Torta de batata doce

O termo soul food tornou-se popular nas décadas de 1960 e 1970 em meio ao movimento Black Power.[5] Um dos primeiros usos escritos do termo é encontrado em The Autobiography of Malcolm X, que foi publicado em 1965.[6] LeRoi Jones (Amiri Baraka) publicou um artigo intitulado "Soul Food" e foi um dos principais defensores do estabelecimento da comida como parte da identidade negra americana.[5] Aqueles que participaram da Grande Migração encontraram na soul food um lembrete do lar e da família que deixaram para trás depois de se mudarem para cidades desconhecidas do norte. Os restaurantes de soul food eram negócios de propriedade dos negros, que serviam como locais de encontro da vizinhança, onde as pessoas socializavam e comiam juntas.[7]

As receitas da soul food têm influências pré-escravidão, pois os hábitos e práticas alimentares da África Ocidental e da Europa foram adaptados ao ambiente da região.[8] Muitos dos alimentos que integram a culinária se originam das rações limitadas dadas às pessoas escravizadas por seus senhores e senhores de engenho. As pessoas escravizadas normalmente recebiam um peck de farinha de milho e 1,3-1,8 quilo de carne de porco por semana, e dessas rações vinham alimentos básicos da soul food como cornbread, peixe-gato frito, costelas assadas, chitterlings e neckbones.[9] Observou-se que os africanos escravizados foram os principais consumidores de verduras cozidas (couve-galega, beterraba, dente-de-leão, couve-de-folhas e beldroega ) e batata-doce por uma parte da história dos EUA.[10]

A maioria das pessoas escravizadas precisava consumir uma dieta altamente calórica para repor as calorias gastas trabalhando longos dias no campo ou realizando outras tarefas fisicamente árduas. Isso levou a tradições gastronômicas consagradas pelo tempo, como fritar alimentos, empanar carnes e peixes com farinha de milho e misturar carnes com vegetais (por exemplo, colocar carne de porco na couve).[11] Eventualmente, esse estilo de cozinhar inventado pelos escravos foi adotado na cultura sulista mais ampla, pois os proprietários de escravos deram privilégios especiais aos escravos com habilidades culinárias.

» Informações exibidas:

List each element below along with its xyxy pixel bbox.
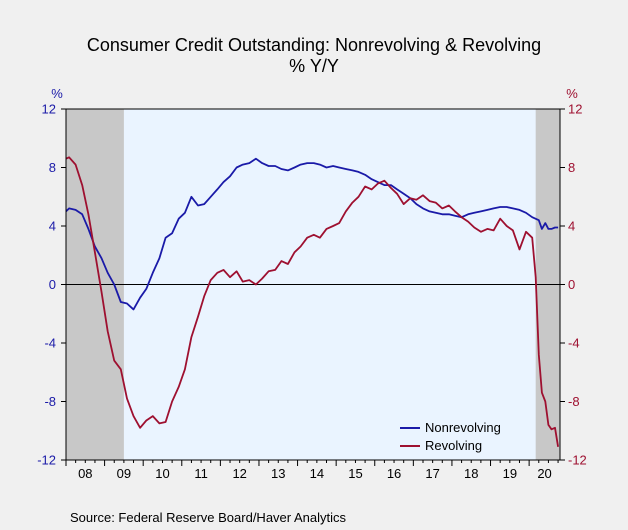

» A tarefa:
Repita fielmente o trecho do texto sobre soul food que começa em "A maioria das" e termina em "com habilidades culinárias.". As linhas não têm relação com o texto.

» Resposta esperada:
A maioria das pessoas escravizadas precisava consumir uma dieta altamente calórica para repor as calorias gastas trabalhando longos dias no campo ou realizando outras tarefas fisicamente árduas. Isso levou a tradições gastronômicas consagradas pelo tempo, como fritar alimentos, empanar carnes e peixes com farinha de milho e misturar carnes com vegetais (por exemplo, colocar carne de porco na couve).[11] Eventualmente, esse estilo de cozinhar inventado pelos escravos foi adotado na cultura sulista mais ampla, pois os proprietários de escravos deram privilégios especiais aos escravos com habilidades culinárias.